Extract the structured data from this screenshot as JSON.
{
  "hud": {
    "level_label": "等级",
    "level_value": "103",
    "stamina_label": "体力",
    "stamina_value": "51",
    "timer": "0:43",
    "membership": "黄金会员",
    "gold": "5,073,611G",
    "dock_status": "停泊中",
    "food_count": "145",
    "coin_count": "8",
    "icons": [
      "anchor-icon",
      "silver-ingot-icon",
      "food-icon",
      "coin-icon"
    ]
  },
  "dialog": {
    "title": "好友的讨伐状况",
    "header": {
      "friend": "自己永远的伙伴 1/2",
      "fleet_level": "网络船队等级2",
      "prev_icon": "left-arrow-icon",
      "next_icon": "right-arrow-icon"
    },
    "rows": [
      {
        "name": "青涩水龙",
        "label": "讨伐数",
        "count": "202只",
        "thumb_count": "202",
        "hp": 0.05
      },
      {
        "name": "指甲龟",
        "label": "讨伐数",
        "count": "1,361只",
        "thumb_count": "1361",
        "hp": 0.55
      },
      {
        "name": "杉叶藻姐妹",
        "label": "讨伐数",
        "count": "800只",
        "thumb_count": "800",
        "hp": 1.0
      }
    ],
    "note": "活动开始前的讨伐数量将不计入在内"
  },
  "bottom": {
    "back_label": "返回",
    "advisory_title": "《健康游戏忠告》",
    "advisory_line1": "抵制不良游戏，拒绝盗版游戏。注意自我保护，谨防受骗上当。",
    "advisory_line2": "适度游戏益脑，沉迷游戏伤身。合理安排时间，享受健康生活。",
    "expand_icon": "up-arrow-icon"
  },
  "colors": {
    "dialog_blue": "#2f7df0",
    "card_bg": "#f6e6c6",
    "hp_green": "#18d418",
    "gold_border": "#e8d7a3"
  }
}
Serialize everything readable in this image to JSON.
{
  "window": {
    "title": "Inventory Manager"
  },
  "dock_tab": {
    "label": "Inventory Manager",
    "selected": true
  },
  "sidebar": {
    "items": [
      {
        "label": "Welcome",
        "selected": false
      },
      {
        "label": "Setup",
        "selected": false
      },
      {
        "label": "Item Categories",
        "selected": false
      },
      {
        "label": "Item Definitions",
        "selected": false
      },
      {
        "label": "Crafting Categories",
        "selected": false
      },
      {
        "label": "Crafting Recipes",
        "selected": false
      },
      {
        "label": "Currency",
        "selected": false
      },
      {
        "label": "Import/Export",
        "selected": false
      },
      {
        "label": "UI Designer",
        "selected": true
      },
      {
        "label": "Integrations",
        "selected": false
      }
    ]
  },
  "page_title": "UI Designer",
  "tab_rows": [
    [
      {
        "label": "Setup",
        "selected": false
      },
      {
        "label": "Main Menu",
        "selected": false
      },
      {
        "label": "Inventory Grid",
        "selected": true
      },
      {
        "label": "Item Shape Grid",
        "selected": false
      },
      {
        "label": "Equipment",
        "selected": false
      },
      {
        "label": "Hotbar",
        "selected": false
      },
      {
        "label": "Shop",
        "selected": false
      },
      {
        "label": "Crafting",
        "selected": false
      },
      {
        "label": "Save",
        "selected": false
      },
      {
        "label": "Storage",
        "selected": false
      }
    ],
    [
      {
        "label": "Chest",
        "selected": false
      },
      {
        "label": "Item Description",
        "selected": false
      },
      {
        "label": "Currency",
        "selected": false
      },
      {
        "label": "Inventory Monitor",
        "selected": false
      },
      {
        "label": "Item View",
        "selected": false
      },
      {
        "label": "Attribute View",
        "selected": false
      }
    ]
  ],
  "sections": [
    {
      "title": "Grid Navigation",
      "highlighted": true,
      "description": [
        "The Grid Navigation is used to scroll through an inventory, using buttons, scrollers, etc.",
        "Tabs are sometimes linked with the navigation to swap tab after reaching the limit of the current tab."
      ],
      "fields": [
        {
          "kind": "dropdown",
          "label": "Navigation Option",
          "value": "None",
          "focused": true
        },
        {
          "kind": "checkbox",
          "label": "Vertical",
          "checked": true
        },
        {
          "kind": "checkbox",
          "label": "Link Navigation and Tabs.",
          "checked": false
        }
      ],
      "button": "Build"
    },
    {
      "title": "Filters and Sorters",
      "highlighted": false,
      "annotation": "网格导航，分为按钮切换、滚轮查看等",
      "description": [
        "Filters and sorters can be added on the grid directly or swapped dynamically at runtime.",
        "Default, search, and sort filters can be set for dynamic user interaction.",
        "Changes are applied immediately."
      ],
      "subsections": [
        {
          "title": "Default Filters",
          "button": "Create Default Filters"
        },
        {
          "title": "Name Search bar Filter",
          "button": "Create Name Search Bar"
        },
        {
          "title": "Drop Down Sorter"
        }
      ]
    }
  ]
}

THE REQUEST
Reproduce the material above exactly; please quote every line of it.

THE REPLY
Extract the structured data from this screenshot as JSON.
{
  "hud": {
    "level_label": "等级",
    "level_value": "103",
    "stamina_label": "体力",
    "stamina_value": "51",
    "timer": "0:43",
    "membership": "黄金会员",
    "gold": "5,073,611G",
    "dock_status": "停泊中",
    "food_count": "145",
    "coin_count": "8",
    "icons": [
      "anchor-icon",
      "silver-ingot-icon",
      "food-icon",
      "coin-icon"
    ]
  },
  "dialog": {
    "title": "好友的讨伐状况",
    "header": {
      "friend": "自己永远的伙伴 1/2",
      "fleet_level": "网络船队等级2",
      "prev_icon": "left-arrow-icon",
      "next_icon": "right-arrow-icon"
    },
    "rows": [
      {
        "name": "青涩水龙",
        "label": "讨伐数",
        "count": "202只",
        "thumb_count": "202",
        "hp": 0.05
      },
      {
        "name": "指甲龟",
        "label": "讨伐数",
        "count": "1,361只",
        "thumb_count": "1361",
        "hp": 0.55
      },
      {
        "name": "杉叶藻姐妹",
        "label": "讨伐数",
        "count": "800只",
        "thumb_count": "800",
        "hp": 1.0
      }
    ],
    "note": "活动开始前的讨伐数量将不计入在内"
  },
  "bottom": {
    "back_label": "返回",
    "advisory_title": "《健康游戏忠告》",
    "advisory_line1": "抵制不良游戏，拒绝盗版游戏。注意自我保护，谨防受骗上当。",
    "advisory_line2": "适度游戏益脑，沉迷游戏伤身。合理安排时间，享受健康生活。",
    "expand_icon": "up-arrow-icon"
  },
  "colors": {
    "dialog_blue": "#2f7df0",
    "card_bg": "#f6e6c6",
    "hp_green": "#18d418",
    "gold_border": "#e8d7a3"
  }
}
Serialize everything readable in this image to JSON.
{
  "window": {
    "title": "Inventory Manager"
  },
  "dock_tab": {
    "label": "Inventory Manager",
    "selected": true
  },
  "sidebar": {
    "items": [
      {
        "label": "Welcome",
        "selected": false
      },
      {
        "label": "Setup",
        "selected": false
      },
      {
        "label": "Item Categories",
        "selected": false
      },
      {
        "label": "Item Definitions",
        "selected": false
      },
      {
        "label": "Crafting Categories",
        "selected": false
      },
      {
        "label": "Crafting Recipes",
        "selected": false
      },
      {
        "label": "Currency",
        "selected": false
      },
      {
        "label": "Import/Export",
        "selected": false
      },
      {
        "label": "UI Designer",
        "selected": true
      },
      {
        "label": "Integrations",
        "selected": false
      }
    ]
  },
  "page_title": "UI Designer",
  "tab_rows": [
    [
      {
        "label": "Setup",
        "selected": false
      },
      {
        "label": "Main Menu",
        "selected": false
      },
      {
        "label": "Inventory Grid",
        "selected": true
      },
      {
        "label": "Item Shape Grid",
        "selected": false
      },
      {
        "label": "Equipment",
        "selected": false
      },
      {
        "label": "Hotbar",
        "selected": false
      },
      {
        "label": "Shop",
        "selected": false
      },
      {
        "label": "Crafting",
        "selected": false
      },
      {
        "label": "Save",
        "selected": false
      },
      {
        "label": "Storage",
        "selected": false
      }
    ],
    [
      {
        "label": "Chest",
        "selected": false
      },
      {
        "label": "Item Description",
        "selected": false
      },
      {
        "label": "Currency",
        "selected": false
      },
      {
        "label": "Inventory Monitor",
        "selected": false
      },
      {
        "label": "Item View",
        "selected": false
      },
      {
        "label": "Attribute View",
        "selected": false
      }
    ]
  ],
  "sections": [
    {
      "title": "Grid Navigation",
      "highlighted": true,
      "description": [
        "The Grid Navigation is used to scroll through an inventory, using buttons, scrollers, etc.",
        "Tabs are sometimes linked with the navigation to swap tab after reaching the limit of the current tab."
      ],
      "fields": [
        {
          "kind": "dropdown",
          "label": "Navigation Option",
          "value": "None",
          "focused": true
        },
        {
          "kind": "checkbox",
          "label": "Vertical",
          "checked": true
        },
        {
          "kind": "checkbox",
          "label": "Link Navigation and Tabs.",
          "checked": false
        }
      ],
      "button": "Build"
    },
    {
      "title": "Filters and Sorters",
      "highlighted": false,
      "annotation": "网格导航，分为按钮切换、滚轮查看等",
      "description": [
        "Filters and sorters can be added on the grid directly or swapped dynamically at runtime.",
        "Default, search, and sort filters can be set for dynamic user interaction.",
        "Changes are applied immediately."
      ],
      "subsections": [
        {
          "title": "Default Filters",
          "button": "Create Default Filters"
        },
        {
          "title": "Name Search bar Filter",
          "button": "Create Name Search Bar"
        },
        {
          "title": "Drop Down Sorter"
        }
      ]
    }
  ]
}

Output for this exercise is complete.